**Short problem**
Reproduce every entry in the listing without alteration.

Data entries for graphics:
>> BEGIN
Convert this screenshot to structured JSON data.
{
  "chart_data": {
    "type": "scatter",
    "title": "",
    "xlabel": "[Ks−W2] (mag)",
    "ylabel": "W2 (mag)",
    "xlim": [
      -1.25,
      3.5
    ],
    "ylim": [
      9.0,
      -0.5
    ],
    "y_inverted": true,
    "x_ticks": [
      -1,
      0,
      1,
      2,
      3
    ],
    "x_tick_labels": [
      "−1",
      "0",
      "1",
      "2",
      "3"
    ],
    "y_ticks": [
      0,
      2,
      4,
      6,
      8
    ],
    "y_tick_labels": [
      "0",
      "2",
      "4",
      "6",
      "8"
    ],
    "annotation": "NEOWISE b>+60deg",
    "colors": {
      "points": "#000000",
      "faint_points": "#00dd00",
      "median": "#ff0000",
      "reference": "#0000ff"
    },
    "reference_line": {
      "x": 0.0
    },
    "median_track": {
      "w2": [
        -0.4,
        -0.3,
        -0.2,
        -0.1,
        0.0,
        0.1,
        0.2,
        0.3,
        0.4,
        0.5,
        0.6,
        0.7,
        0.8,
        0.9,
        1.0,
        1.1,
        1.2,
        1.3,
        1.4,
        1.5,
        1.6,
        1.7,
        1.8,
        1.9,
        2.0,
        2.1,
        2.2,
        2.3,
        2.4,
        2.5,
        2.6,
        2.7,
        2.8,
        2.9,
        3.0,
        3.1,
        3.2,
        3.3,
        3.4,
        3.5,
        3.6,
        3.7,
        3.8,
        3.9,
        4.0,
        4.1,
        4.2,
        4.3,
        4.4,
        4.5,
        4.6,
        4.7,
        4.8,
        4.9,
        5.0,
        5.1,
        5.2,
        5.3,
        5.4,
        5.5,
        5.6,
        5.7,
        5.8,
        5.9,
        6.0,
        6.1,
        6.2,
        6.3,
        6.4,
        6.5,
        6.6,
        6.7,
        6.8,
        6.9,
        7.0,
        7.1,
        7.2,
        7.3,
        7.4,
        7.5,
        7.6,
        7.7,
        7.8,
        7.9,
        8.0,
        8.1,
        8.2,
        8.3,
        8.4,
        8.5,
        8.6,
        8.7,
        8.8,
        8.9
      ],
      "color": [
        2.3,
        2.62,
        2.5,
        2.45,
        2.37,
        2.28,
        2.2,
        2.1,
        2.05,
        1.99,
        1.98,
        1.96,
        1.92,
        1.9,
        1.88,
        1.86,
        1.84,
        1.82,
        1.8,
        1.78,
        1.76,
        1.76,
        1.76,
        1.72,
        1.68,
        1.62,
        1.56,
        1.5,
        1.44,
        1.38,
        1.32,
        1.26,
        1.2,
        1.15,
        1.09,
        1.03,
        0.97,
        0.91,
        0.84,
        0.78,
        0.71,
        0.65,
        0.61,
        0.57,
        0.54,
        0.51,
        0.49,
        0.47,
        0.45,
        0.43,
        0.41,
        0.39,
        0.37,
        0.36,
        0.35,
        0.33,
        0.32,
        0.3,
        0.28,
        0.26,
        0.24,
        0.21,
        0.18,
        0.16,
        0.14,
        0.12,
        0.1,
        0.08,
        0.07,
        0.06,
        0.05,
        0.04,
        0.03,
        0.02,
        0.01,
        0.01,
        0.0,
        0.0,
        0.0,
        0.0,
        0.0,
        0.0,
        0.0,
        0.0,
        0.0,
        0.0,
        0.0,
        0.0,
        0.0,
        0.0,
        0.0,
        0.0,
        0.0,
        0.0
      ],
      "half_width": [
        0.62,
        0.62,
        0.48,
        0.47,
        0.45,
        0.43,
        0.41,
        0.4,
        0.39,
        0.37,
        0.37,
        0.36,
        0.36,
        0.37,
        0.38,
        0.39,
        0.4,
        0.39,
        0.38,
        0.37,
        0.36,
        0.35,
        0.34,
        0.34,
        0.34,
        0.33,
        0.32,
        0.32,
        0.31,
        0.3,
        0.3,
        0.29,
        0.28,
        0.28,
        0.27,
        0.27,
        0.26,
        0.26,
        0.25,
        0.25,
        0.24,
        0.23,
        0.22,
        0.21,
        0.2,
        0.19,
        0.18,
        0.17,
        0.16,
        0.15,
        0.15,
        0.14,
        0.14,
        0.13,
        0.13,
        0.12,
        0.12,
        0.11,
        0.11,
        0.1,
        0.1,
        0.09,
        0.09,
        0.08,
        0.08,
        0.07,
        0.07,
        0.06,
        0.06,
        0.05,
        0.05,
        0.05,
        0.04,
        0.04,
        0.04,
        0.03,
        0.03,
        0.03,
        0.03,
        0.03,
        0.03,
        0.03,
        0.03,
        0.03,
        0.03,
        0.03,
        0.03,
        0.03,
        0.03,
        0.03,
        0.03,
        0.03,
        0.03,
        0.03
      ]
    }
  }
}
>> END
**Exercise response**
Convert this screenshot to structured JSON data.
{
  "chart_data": {
    "type": "scatter",
    "title": "",
    "xlabel": "[Ks−W2] (mag)",
    "ylabel": "W2 (mag)",
    "xlim": [
      -1.25,
      3.5
    ],
    "ylim": [
      9.0,
      -0.5
    ],
    "y_inverted": true,
    "x_ticks": [
      -1,
      0,
      1,
      2,
      3
    ],
    "x_tick_labels": [
      "−1",
      "0",
      "1",
      "2",
      "3"
    ],
    "y_ticks": [
      0,
      2,
      4,
      6,
      8
    ],
    "y_tick_labels": [
      "0",
      "2",
      "4",
      "6",
      "8"
    ],
    "annotation": "NEOWISE b>+60deg",
    "colors": {
      "points": "#000000",
      "faint_points": "#00dd00",
      "median": "#ff0000",
      "reference": "#0000ff"
    },
    "reference_line": {
      "x": 0.0
    },
    "median_track": {
      "w2": [
        -0.4,
        -0.3,
        -0.2,
        -0.1,
        0.0,
        0.1,
        0.2,
        0.3,
        0.4,
        0.5,
        0.6,
        0.7,
        0.8,
        0.9,
        1.0,
        1.1,
        1.2,
        1.3,
        1.4,
        1.5,
        1.6,
        1.7,
        1.8,
        1.9,
        2.0,
        2.1,
        2.2,
        2.3,
        2.4,
        2.5,
        2.6,
        2.7,
        2.8,
        2.9,
        3.0,
        3.1,
        3.2,
        3.3,
        3.4,
        3.5,
        3.6,
        3.7,
        3.8,
        3.9,
        4.0,
        4.1,
        4.2,
        4.3,
        4.4,
        4.5,
        4.6,
        4.7,
        4.8,
        4.9,
        5.0,
        5.1,
        5.2,
        5.3,
        5.4,
        5.5,
        5.6,
        5.7,
        5.8,
        5.9,
        6.0,
        6.1,
        6.2,
        6.3,
        6.4,
        6.5,
        6.6,
        6.7,
        6.8,
        6.9,
        7.0,
        7.1,
        7.2,
        7.3,
        7.4,
        7.5,
        7.6,
        7.7,
        7.8,
        7.9,
        8.0,
        8.1,
        8.2,
        8.3,
        8.4,
        8.5,
        8.6,
        8.7,
        8.8,
        8.9
      ],
      "color": [
        2.3,
        2.62,
        2.5,
        2.45,
        2.37,
        2.28,
        2.2,
        2.1,
        2.05,
        1.99,
        1.98,
        1.96,
        1.92,
        1.9,
        1.88,
        1.86,
        1.84,
        1.82,
        1.8,
        1.78,
        1.76,
        1.76,
        1.76,
        1.72,
        1.68,
        1.62,
        1.56,
        1.5,
        1.44,
        1.38,
        1.32,
        1.26,
        1.2,
        1.15,
        1.09,
        1.03,
        0.97,
        0.91,
        0.84,
        0.78,
        0.71,
        0.65,
        0.61,
        0.57,
        0.54,
        0.51,
        0.49,
        0.47,
        0.45,
        0.43,
        0.41,
        0.39,
        0.37,
        0.36,
        0.35,
        0.33,
        0.32,
        0.3,
        0.28,
        0.26,
        0.24,
        0.21,
        0.18,
        0.16,
        0.14,
        0.12,
        0.1,
        0.08,
        0.07,
        0.06,
        0.05,
        0.04,
        0.03,
        0.02,
        0.01,
        0.01,
        0.0,
        0.0,
        0.0,
        0.0,
        0.0,
        0.0,
        0.0,
        0.0,
        0.0,
        0.0,
        0.0,
        0.0,
        0.0,
        0.0,
        0.0,
        0.0,
        0.0,
        0.0
      ],
      "half_width": [
        0.62,
        0.62,
        0.48,
        0.47,
        0.45,
        0.43,
        0.41,
        0.4,
        0.39,
        0.37,
        0.37,
        0.36,
        0.36,
        0.37,
        0.38,
        0.39,
        0.4,
        0.39,
        0.38,
        0.37,
        0.36,
        0.35,
        0.34,
        0.34,
        0.34,
        0.33,
        0.32,
        0.32,
        0.31,
        0.3,
        0.3,
        0.29,
        0.28,
        0.28,
        0.27,
        0.27,
        0.26,
        0.26,
        0.25,
        0.25,
        0.24,
        0.23,
        0.22,
        0.21,
        0.2,
        0.19,
        0.18,
        0.17,
        0.16,
        0.15,
        0.15,
        0.14,
        0.14,
        0.13,
        0.13,
        0.12,
        0.12,
        0.11,
        0.11,
        0.1,
        0.1,
        0.09,
        0.09,
        0.08,
        0.08,
        0.07,
        0.07,
        0.06,
        0.06,
        0.05,
        0.05,
        0.05,
        0.04,
        0.04,
        0.04,
        0.03,
        0.03,
        0.03,
        0.03,
        0.03,
        0.03,
        0.03,
        0.03,
        0.03,
        0.03,
        0.03,
        0.03,
        0.03,
        0.03,
        0.03,
        0.03,
        0.03,
        0.03,
        0.03
      ]
    }
  }
}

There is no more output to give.